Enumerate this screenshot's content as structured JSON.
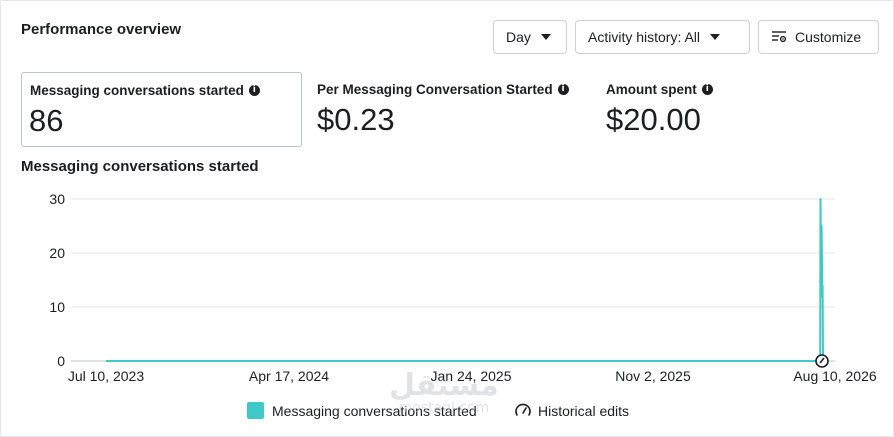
{
  "header": {
    "title": "Performance overview",
    "buttons": {
      "day": "Day",
      "activity": "Activity history: All",
      "customize": "Customize"
    }
  },
  "metrics": [
    {
      "label": "Messaging conversations started",
      "value": "86",
      "selected": true
    },
    {
      "label": "Per Messaging Conversation Started",
      "value": "$0.23",
      "selected": false
    },
    {
      "label": "Amount spent",
      "value": "$20.00",
      "selected": false
    }
  ],
  "chart_data": {
    "type": "line",
    "title": "Messaging conversations started",
    "x_ticks": [
      "Jul 10, 2023",
      "Apr 17, 2024",
      "Jan 24, 2025",
      "Nov 2, 2025",
      "Aug 10, 2026"
    ],
    "y_ticks": [
      "30",
      "20",
      "10",
      "0"
    ],
    "ylim": [
      0,
      30
    ],
    "grid": true,
    "series": [
      {
        "name": "Messaging conversations started",
        "color": "#3ec9c6",
        "x": [
          "2023-07-10",
          "2026-08-02",
          "2026-08-03",
          "2026-08-04",
          "2026-08-05",
          "2026-08-06",
          "2026-08-07",
          "2026-08-08",
          "2026-08-09",
          "2026-08-10"
        ],
        "values": [
          0,
          0,
          30,
          20,
          12,
          25,
          18,
          12,
          14,
          0
        ]
      }
    ],
    "legend": [
      "Messaging conversations started",
      "Historical edits"
    ],
    "legend_position": "bottom"
  },
  "watermark": {
    "arabic": "مستقل",
    "latin": "mostaql.com"
  }
}
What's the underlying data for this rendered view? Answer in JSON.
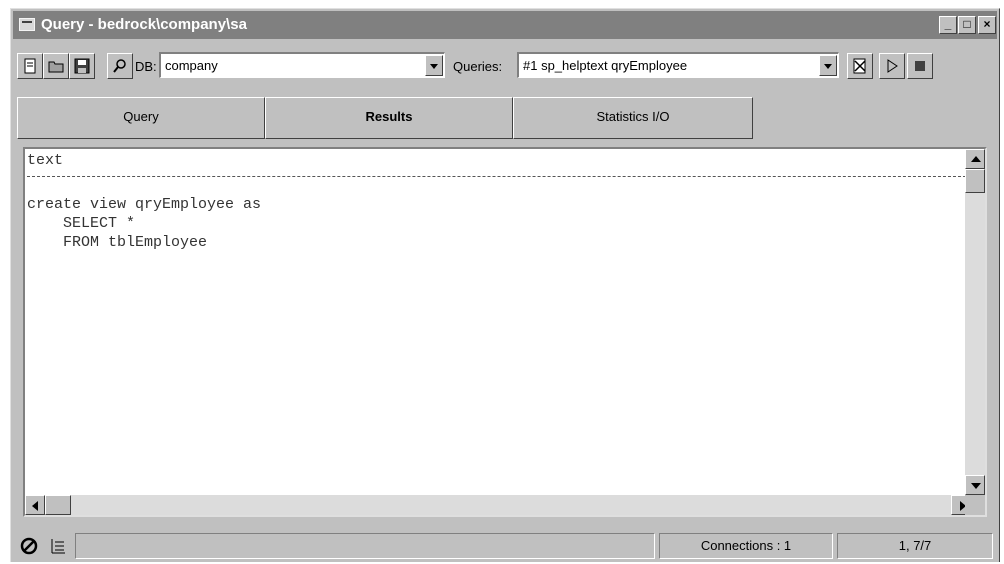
{
  "window": {
    "title": "Query - bedrock\\company\\sa",
    "controls": {
      "minimize": "_",
      "maximize": "□",
      "close": "×"
    }
  },
  "toolbar": {
    "icons": [
      "new-query-icon",
      "open-file-icon",
      "save-file-icon",
      "find-icon",
      "remove-query-icon",
      "execute-icon",
      "cancel-execution-icon"
    ],
    "db_label": "DB:",
    "db_value": "company",
    "queries_label": "Queries:",
    "queries_value": "#1 sp_helptext qryEmployee"
  },
  "tabs": [
    {
      "label": "Query",
      "active": false
    },
    {
      "label": "Results",
      "active": true
    },
    {
      "label": "Statistics I/O",
      "active": false
    }
  ],
  "results": {
    "column_header": "text",
    "lines": [
      "create view qryEmployee as",
      "    SELECT *",
      "    FROM tblEmployee"
    ]
  },
  "status": {
    "icons": [
      "no-entry-icon",
      "grid-results-icon"
    ],
    "connections": "Connections : 1",
    "position": "1, 7/7"
  }
}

WHAT YOU WILL DO:
Copy the listing in full and without alteration, omitting every picture.

COMPLETE OUTPUT:
Enumerate this screenshot's content as structured JSON.
{
  "header": {
    "title": "Performance overview",
    "buttons": {
      "day": "Day",
      "activity": "Activity history: All",
      "customize": "Customize"
    }
  },
  "metrics": [
    {
      "label": "Messaging conversations started",
      "value": "86",
      "selected": true
    },
    {
      "label": "Per Messaging Conversation Started",
      "value": "$0.23",
      "selected": false
    },
    {
      "label": "Amount spent",
      "value": "$20.00",
      "selected": false
    }
  ],
  "chart_data": {
    "type": "line",
    "title": "Messaging conversations started",
    "x_ticks": [
      "Jul 10, 2023",
      "Apr 17, 2024",
      "Jan 24, 2025",
      "Nov 2, 2025",
      "Aug 10, 2026"
    ],
    "y_ticks": [
      "30",
      "20",
      "10",
      "0"
    ],
    "ylim": [
      0,
      30
    ],
    "grid": true,
    "series": [
      {
        "name": "Messaging conversations started",
        "color": "#3ec9c6",
        "x": [
          "2023-07-10",
          "2026-08-02",
          "2026-08-03",
          "2026-08-04",
          "2026-08-05",
          "2026-08-06",
          "2026-08-07",
          "2026-08-08",
          "2026-08-09",
          "2026-08-10"
        ],
        "values": [
          0,
          0,
          30,
          20,
          12,
          25,
          18,
          12,
          14,
          0
        ]
      }
    ],
    "legend": [
      "Messaging conversations started",
      "Historical edits"
    ],
    "legend_position": "bottom"
  },
  "watermark": {
    "arabic": "مستقل",
    "latin": "mostaql.com"
  }
}
What's the underlying data for this rendered view? Answer in JSON.
{
  "window": {
    "title": "Query - bedrock\\company\\sa",
    "controls": {
      "minimize": "_",
      "maximize": "□",
      "close": "×"
    }
  },
  "toolbar": {
    "icons": [
      "new-query-icon",
      "open-file-icon",
      "save-file-icon",
      "find-icon",
      "remove-query-icon",
      "execute-icon",
      "cancel-execution-icon"
    ],
    "db_label": "DB:",
    "db_value": "company",
    "queries_label": "Queries:",
    "queries_value": "#1 sp_helptext qryEmployee"
  },
  "tabs": [
    {
      "label": "Query",
      "active": false
    },
    {
      "label": "Results",
      "active": true
    },
    {
      "label": "Statistics I/O",
      "active": false
    }
  ],
  "results": {
    "column_header": "text",
    "lines": [
      "create view qryEmployee as",
      "    SELECT *",
      "    FROM tblEmployee"
    ]
  },
  "status": {
    "icons": [
      "no-entry-icon",
      "grid-results-icon"
    ],
    "connections": "Connections : 1",
    "position": "1, 7/7"
  }
}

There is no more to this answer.